Extracted material:
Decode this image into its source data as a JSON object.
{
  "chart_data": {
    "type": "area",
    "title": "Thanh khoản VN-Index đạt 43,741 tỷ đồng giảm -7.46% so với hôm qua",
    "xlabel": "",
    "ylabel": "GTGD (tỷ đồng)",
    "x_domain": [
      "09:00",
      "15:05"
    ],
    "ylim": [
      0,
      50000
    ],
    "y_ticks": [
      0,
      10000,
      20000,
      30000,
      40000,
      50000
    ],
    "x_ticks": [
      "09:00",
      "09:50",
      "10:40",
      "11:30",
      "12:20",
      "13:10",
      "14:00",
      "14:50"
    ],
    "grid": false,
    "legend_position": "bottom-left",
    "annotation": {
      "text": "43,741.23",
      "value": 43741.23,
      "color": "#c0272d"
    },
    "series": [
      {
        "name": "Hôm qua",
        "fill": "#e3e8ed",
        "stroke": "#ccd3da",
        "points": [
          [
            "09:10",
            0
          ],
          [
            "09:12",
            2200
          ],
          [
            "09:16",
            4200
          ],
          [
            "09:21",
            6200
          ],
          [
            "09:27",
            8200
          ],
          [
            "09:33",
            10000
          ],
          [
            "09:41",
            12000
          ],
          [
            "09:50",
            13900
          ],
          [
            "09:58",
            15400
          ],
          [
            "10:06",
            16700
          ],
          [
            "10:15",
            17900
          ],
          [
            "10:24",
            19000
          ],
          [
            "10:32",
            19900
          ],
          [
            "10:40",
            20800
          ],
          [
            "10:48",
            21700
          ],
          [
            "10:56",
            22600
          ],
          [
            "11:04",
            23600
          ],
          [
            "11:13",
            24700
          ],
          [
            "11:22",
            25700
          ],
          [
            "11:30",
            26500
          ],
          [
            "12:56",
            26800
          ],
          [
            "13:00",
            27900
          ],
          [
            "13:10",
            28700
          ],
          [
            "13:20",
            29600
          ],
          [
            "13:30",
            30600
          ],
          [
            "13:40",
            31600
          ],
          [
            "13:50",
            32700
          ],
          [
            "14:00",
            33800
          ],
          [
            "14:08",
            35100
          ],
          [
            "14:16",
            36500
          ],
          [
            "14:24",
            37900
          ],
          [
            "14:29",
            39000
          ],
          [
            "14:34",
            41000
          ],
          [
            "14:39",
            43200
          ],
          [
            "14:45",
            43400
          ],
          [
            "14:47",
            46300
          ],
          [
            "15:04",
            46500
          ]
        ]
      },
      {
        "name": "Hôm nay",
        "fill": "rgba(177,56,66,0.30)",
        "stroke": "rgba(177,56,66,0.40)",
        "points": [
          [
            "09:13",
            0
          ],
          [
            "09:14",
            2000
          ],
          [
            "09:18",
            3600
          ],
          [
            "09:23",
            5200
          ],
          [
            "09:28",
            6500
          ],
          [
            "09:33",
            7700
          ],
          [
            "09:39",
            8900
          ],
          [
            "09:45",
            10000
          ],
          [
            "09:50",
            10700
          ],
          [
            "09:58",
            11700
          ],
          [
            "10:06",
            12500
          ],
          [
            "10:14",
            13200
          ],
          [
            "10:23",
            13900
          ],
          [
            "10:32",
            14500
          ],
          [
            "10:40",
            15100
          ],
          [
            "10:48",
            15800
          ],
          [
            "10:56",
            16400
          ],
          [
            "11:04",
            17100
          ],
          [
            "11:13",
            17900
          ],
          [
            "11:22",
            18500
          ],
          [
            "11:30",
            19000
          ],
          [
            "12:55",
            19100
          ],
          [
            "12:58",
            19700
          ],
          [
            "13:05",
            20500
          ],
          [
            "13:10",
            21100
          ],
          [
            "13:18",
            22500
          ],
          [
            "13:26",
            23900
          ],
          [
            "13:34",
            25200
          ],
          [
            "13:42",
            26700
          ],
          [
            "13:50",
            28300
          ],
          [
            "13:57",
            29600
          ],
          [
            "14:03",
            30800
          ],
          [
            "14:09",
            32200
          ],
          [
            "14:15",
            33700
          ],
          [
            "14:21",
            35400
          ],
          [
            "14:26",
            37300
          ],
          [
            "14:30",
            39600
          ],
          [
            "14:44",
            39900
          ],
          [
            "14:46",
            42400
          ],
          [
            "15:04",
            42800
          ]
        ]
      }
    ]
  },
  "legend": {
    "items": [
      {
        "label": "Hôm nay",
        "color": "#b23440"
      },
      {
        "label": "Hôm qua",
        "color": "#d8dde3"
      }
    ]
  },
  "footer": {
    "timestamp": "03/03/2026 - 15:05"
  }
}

What you have to do:
All of the entries above should be written out again exactly.

Solution for this exercise:
Decode this image into its source data as a JSON object.
{
  "chart_data": {
    "type": "area",
    "title": "Thanh khoản VN-Index đạt 43,741 tỷ đồng giảm -7.46% so với hôm qua",
    "xlabel": "",
    "ylabel": "GTGD (tỷ đồng)",
    "x_domain": [
      "09:00",
      "15:05"
    ],
    "ylim": [
      0,
      50000
    ],
    "y_ticks": [
      0,
      10000,
      20000,
      30000,
      40000,
      50000
    ],
    "x_ticks": [
      "09:00",
      "09:50",
      "10:40",
      "11:30",
      "12:20",
      "13:10",
      "14:00",
      "14:50"
    ],
    "grid": false,
    "legend_position": "bottom-left",
    "annotation": {
      "text": "43,741.23",
      "value": 43741.23,
      "color": "#c0272d"
    },
    "series": [
      {
        "name": "Hôm qua",
        "fill": "#e3e8ed",
        "stroke": "#ccd3da",
        "points": [
          [
            "09:10",
            0
          ],
          [
            "09:12",
            2200
          ],
          [
            "09:16",
            4200
          ],
          [
            "09:21",
            6200
          ],
          [
            "09:27",
            8200
          ],
          [
            "09:33",
            10000
          ],
          [
            "09:41",
            12000
          ],
          [
            "09:50",
            13900
          ],
          [
            "09:58",
            15400
          ],
          [
            "10:06",
            16700
          ],
          [
            "10:15",
            17900
          ],
          [
            "10:24",
            19000
          ],
          [
            "10:32",
            19900
          ],
          [
            "10:40",
            20800
          ],
          [
            "10:48",
            21700
          ],
          [
            "10:56",
            22600
          ],
          [
            "11:04",
            23600
          ],
          [
            "11:13",
            24700
          ],
          [
            "11:22",
            25700
          ],
          [
            "11:30",
            26500
          ],
          [
            "12:56",
            26800
          ],
          [
            "13:00",
            27900
          ],
          [
            "13:10",
            28700
          ],
          [
            "13:20",
            29600
          ],
          [
            "13:30",
            30600
          ],
          [
            "13:40",
            31600
          ],
          [
            "13:50",
            32700
          ],
          [
            "14:00",
            33800
          ],
          [
            "14:08",
            35100
          ],
          [
            "14:16",
            36500
          ],
          [
            "14:24",
            37900
          ],
          [
            "14:29",
            39000
          ],
          [
            "14:34",
            41000
          ],
          [
            "14:39",
            43200
          ],
          [
            "14:45",
            43400
          ],
          [
            "14:47",
            46300
          ],
          [
            "15:04",
            46500
          ]
        ]
      },
      {
        "name": "Hôm nay",
        "fill": "rgba(177,56,66,0.30)",
        "stroke": "rgba(177,56,66,0.40)",
        "points": [
          [
            "09:13",
            0
          ],
          [
            "09:14",
            2000
          ],
          [
            "09:18",
            3600
          ],
          [
            "09:23",
            5200
          ],
          [
            "09:28",
            6500
          ],
          [
            "09:33",
            7700
          ],
          [
            "09:39",
            8900
          ],
          [
            "09:45",
            10000
          ],
          [
            "09:50",
            10700
          ],
          [
            "09:58",
            11700
          ],
          [
            "10:06",
            12500
          ],
          [
            "10:14",
            13200
          ],
          [
            "10:23",
            13900
          ],
          [
            "10:32",
            14500
          ],
          [
            "10:40",
            15100
          ],
          [
            "10:48",
            15800
          ],
          [
            "10:56",
            16400
          ],
          [
            "11:04",
            17100
          ],
          [
            "11:13",
            17900
          ],
          [
            "11:22",
            18500
          ],
          [
            "11:30",
            19000
          ],
          [
            "12:55",
            19100
          ],
          [
            "12:58",
            19700
          ],
          [
            "13:05",
            20500
          ],
          [
            "13:10",
            21100
          ],
          [
            "13:18",
            22500
          ],
          [
            "13:26",
            23900
          ],
          [
            "13:34",
            25200
          ],
          [
            "13:42",
            26700
          ],
          [
            "13:50",
            28300
          ],
          [
            "13:57",
            29600
          ],
          [
            "14:03",
            30800
          ],
          [
            "14:09",
            32200
          ],
          [
            "14:15",
            33700
          ],
          [
            "14:21",
            35400
          ],
          [
            "14:26",
            37300
          ],
          [
            "14:30",
            39600
          ],
          [
            "14:44",
            39900
          ],
          [
            "14:46",
            42400
          ],
          [
            "15:04",
            42800
          ]
        ]
      }
    ]
  },
  "legend": {
    "items": [
      {
        "label": "Hôm nay",
        "color": "#b23440"
      },
      {
        "label": "Hôm qua",
        "color": "#d8dde3"
      }
    ]
  },
  "footer": {
    "timestamp": "03/03/2026 - 15:05"
  }
}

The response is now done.